═══ Supplied entries ═══

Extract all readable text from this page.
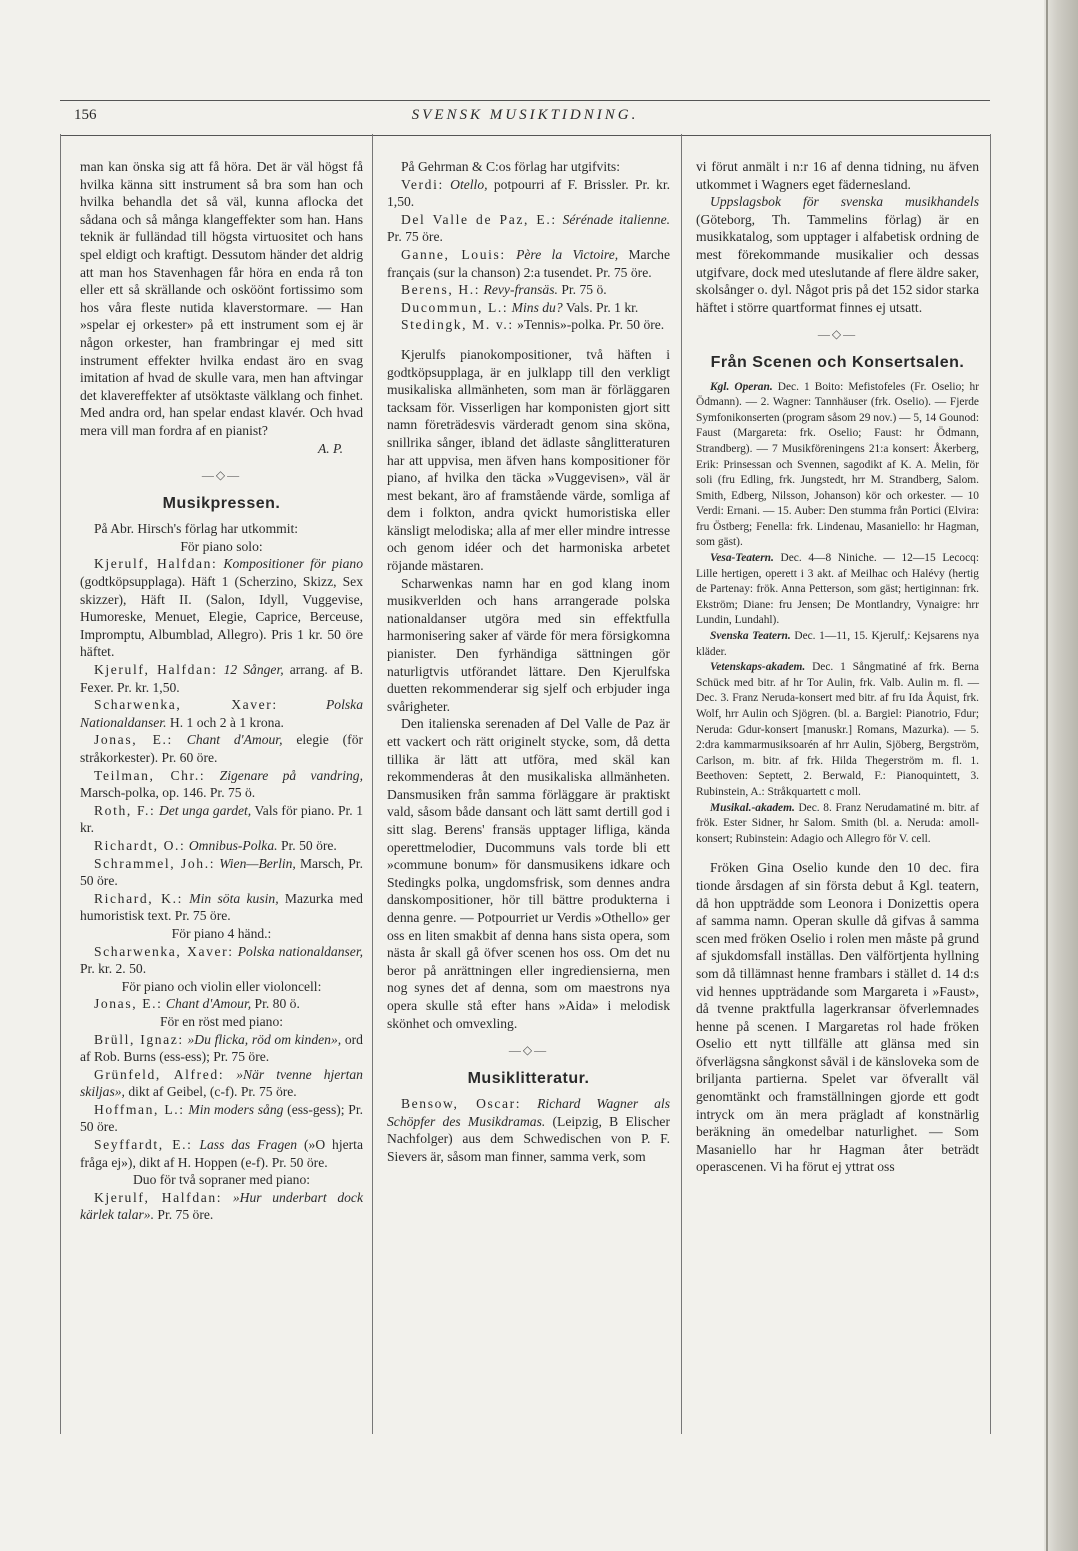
156	SVENSK MUSIKTIDNING.

man kan önska sig att få höra. Det är väl högst få hvilka känna sitt instrument så bra som han och hvilka behandla det så väl, kunna aflocka det sådana och så många klangeffekter som han. Hans teknik är fulländad till högsta virtuositet och hans spel eldigt och kraftigt. Dessutom händer det aldrig att man hos Stavenhagen får höra en enda rå ton eller ett så skrällande och osköönt fortissimo som hos våra fleste nutida klaverstormare. — Han »spelar ej orkester» på ett instrument som ej är någon orkester, han frambringar ej med sitt instrument effekter hvilka endast äro en svag imitation af hvad de skulle vara, men han aftvingar det klavereffekter af utsöktaste välklang och finhet. Med andra ord, han spelar endast klavér. Och hvad mera vill man fordra af en pianist?

A. P.

—◇—
Musikpressen.

På Abr. Hirsch's förlag har utkommit:

För piano solo:

Kjerulf, Halfdan: Kompositioner för piano (godtköpsupplaga). Häft 1 (Scherzino, Skizz, Sex skizzer), Häft II. (Salon, Idyll, Vuggevise, Humoreske, Menuet, Elegie, Caprice, Berceuse, Impromptu, Albumblad, Allegro). Pris 1 kr. 50 öre häftet.

Kjerulf, Halfdan: 12 Sånger, arrang. af B. Fexer. Pr. kr. 1,50.

Scharwenka, Xaver:	Polska Nationaldanser. H. 1 och 2 à 1 krona.

Jonas, E.: Chant d'Amour, elegie (för stråkorkester). Pr. 60 öre.

Teilman, Chr.: Zigenare på vandring, Marsch-polka, op. 146. Pr. 75 ö.

Roth, F.: Det unga gardet, Vals för piano. Pr. 1 kr.

Richardt, O.: Omnibus-Polka. Pr. 50 öre.

Schrammel, Joh.: Wien—Berlin, Marsch, Pr. 50 öre.

Richard, K.: Min söta kusin, Mazurka med humoristisk text. Pr. 75 öre.

För piano 4 händ.:

Scharwenka, Xaver: Polska nationaldanser, Pr. kr. 2. 50.

För piano och violin eller violoncell:

Jonas, E.: Chant d'Amour, Pr. 80 ö.

För en röst med piano:

Brüll, Ignaz: »Du flicka, röd om kinden», ord af Rob. Burns (ess-ess); Pr. 75 öre.

Grünfeld, Alfred: »När tvenne hjertan skiljas», dikt af Geibel, (c-f). Pr. 75 öre.

Hoffman, L.: Min moders sång (ess-gess); Pr. 50 öre.

Seyffardt, E.: Lass das Fragen (»O hjerta fråga ej»), dikt af H. Hoppen (e-f). Pr. 50 öre.

Duo för två sopraner med piano:

Kjerulf, Halfdan: »Hur underbart dock kärlek talar». Pr. 75 öre.

På Gehrman & C:os förlag har utgifvits:

Verdi: Otello, potpourri af F. Brissler. Pr. kr. 1,50.

Del Valle de Paz, E.: Sérénade italienne. Pr. 75 öre.

Ganne, Louis: Père la Victoire, Marche français (sur la chanson) 2:a tusendet. Pr. 75 öre.

Berens, H.: Revy-fransäs. Pr. 75 ö.

Ducommun, L.: Mins du? Vals. Pr. 1 kr.

Stedingk, M. v.: »Tennis»-polka. Pr. 50 öre.

Kjerulfs pianokompositioner, två häften i godtköpsupplaga, är en julklapp till den verkligt musikaliska allmänheten, som man är förläggaren tacksam för. Visserligen har komponisten gjort sitt namn företrädesvis värderadt genom sina sköna, snillrika sånger, ibland det ädlaste sånglitteraturen har att uppvisa, men äfven hans kompositioner för piano, af hvilka den täcka »Vuggevisen», väl är mest bekant, äro af framstående värde, somliga af dem i folkton, andra qvickt humoristiska eller känsligt melodiska; alla af mer eller mindre intresse och genom idéer och det harmoniska arbetet röjande mästaren.

Scharwenkas namn har en god klang inom musikverlden och hans arrangerade polska nationaldanser utgöra med sin effektfulla harmonisering saker af värde för mera försigkomna pianister. Den fyrhändiga sättningen gör naturligtvis utförandet lättare. Den Kjerulfska duetten rekommenderar sig sjelf och erbjuder inga svårigheter.

Den italienska serenaden af Del Valle de Paz är ett vackert och rätt originelt stycke, som, då detta tillika är lätt att utföra, med skäl kan rekommenderas åt den musikaliska allmänheten. Dansmusiken från samma förläggare är praktiskt vald, såsom både dansant och lätt samt dertill god i sitt slag. Berens' fransäs upptager lifliga, kända operettmelodier, Ducommuns vals torde bli ett »commune bonum» för dansmusikens idkare och Stedingks polka, ungdomsfrisk, som dennes andra danskompositioner, hör till bättre produkterna i denna genre. — Potpourriet ur Verdis »Othello» ger oss en liten smakbit af denna hans sista opera, som nästa år skall gå öfver scenen hos oss. Om det nu beror på anrättningen eller ingrediensierna, men nog synes det af denna, som om maestrons nya opera skulle stå efter hans »Aida» i melodisk skönhet och omvexling.

—◇—
Musiklitteratur.

Bensow, Oscar: Richard Wagner als Schöpfer des Musikdramas. (Leipzig, B Elischer Nachfolger) aus dem Schwedischen von P. F. Sievers är, såsom man finner, samma verk, som

vi förut anmält i n:r 16 af denna tidning, nu äfven utkommet i Wagners eget fädernesland.

Uppslagsbok för svenska musikhandels (Göteborg, Th. Tammelins förlag) är en musikkatalog, som upptager i alfabetisk ordning de mest förekommande musikalier och dessas utgifvare, dock med uteslutande af flere äldre saker, skolsånger o. dyl. Något pris på det 152 sidor starka häftet i större quartformat finnes ej utsatt.

—◇—
Från Scenen och Konsertsalen.

Kgl. Operan. Dec. 1 Boito: Mefistofeles (Fr. Oselio; hr Ödmann). — 2. Wagner: Tannhäuser (frk. Oselio). — Fjerde Symfonikonserten (program såsom 29 nov.) — 5, 14 Gounod: Faust (Margareta: frk. Oselio; Faust: hr Ödmann, Strandberg). — 7 Musikföreningens 21:a konsert: Åkerberg, Erik: Prinsessan och Svennen, sagodikt af K. A. Melin, för soli (fru Edling, frk. Jungstedt, hrr M. Strandberg, Salom. Smith, Edberg, Nilsson, Johanson) kör och orkester. — 10 Verdi: Ernani. — 15. Auber: Den stumma från Portici (Elvira: fru Östberg; Fenella: frk. Lindenau, Masaniello: hr Hagman, som gäst).

Vesa-Teatern. Dec. 4—8 Niniche. — 12—15 Lecocq: Lille hertigen, operett i 3 akt. af Meilhac och Halévy (hertig de Partenay: frök. Anna Petterson, som gäst; hertiginnan: frk. Ekström; Diane: fru Jensen; De Montlandry, Vynaigre: hrr Lundin, Lundahl).

Svenska Teatern. Dec. 1—11, 15. Kjerulf,: Kejsarens nya kläder.

Vetenskaps-akadem. Dec. 1 Sångmatiné af frk. Berna Schück med bitr. af hr Tor Aulin, frk. Valb. Aulin m. fl. — Dec. 3. Franz Neruda-konsert med bitr. af fru Ida Åquist, frk. Wolf, hrr Aulin och Sjögren. (bl. a. Bargiel: Pianotrio, Fdur; Neruda: Gdur-konsert [manuskr.] Romans, Mazurka). — 5. 2:dra kammarmusiksoarén af hrr Aulin, Sjöberg, Bergström, Carlson, m. bitr. af frk. Hilda Thegerström m. fl. 1. Beethoven: Septett, 2. Berwald, F.: Pianoquintett, 3. Rubinstein, A.: Stråkquartett c moll.

Musikal.-akadem. Dec. 8. Franz Nerudamatiné m. bitr. af frök. Ester Sidner, hr Salom. Smith (bl. a. Neruda: amoll-konsert; Rubinstein: Adagio och Allegro för V. cell.

Fröken Gina Oselio kunde den 10 dec. fira tionde årsdagen af sin första debut å Kgl. teatern, då hon uppträdde som Leonora i Donizettis opera af samma namn. Operan skulle då gifvas å samma scen med fröken Oselio i rolen men måste på grund af sjukdomsfall inställas. Den välförtjenta hyllning som då tillämnast henne frambars i stället d. 14 d:s vid hennes uppträdande som Margareta i »Faust», då tvenne praktfulla lagerkransar öfverlemnades henne på scenen. I Margaretas rol hade fröken Oselio ett nytt tillfälle att glänsa med sin öfverlägsna sångkonst såväl i de känsloveka som de briljanta partierna. Spelet var öfverallt väl genomtänkt och framställningen gjorde ett godt intryck om än mera prägladt af konstnärlig beräkning än omedelbar naturlighet. — Som Masaniello har hr Hagman åter beträdt operascenen. Vi ha förut ej yttrat oss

═══

### Exercise objective
Would you copy all lines in the records where the string "saker" appears?

### Answer for the task
Scharwenkas namn har en god klang inom musikverlden och hans arrangerade polska nationaldanser utgöra med sin effektfulla harmonisering saker af värde för mera försigkomna pianister. Den fyrhändiga sättningen gör naturligtvis utförandet lättare. Den Kjerulfska duetten rekommenderar sig sjelf och erbjuder inga svårigheter.
Uppslagsbok för svenska musikhandels (Göteborg, Th. Tammelins förlag) är en musikkatalog, som upptager i alfabetisk ordning de mest förekommande musikalier och dessas utgifvare, dock med uteslutande af flere äldre saker, skolsånger o. dyl. Något pris på det 152 sidor starka häftet i större quartformat finnes ej utsatt.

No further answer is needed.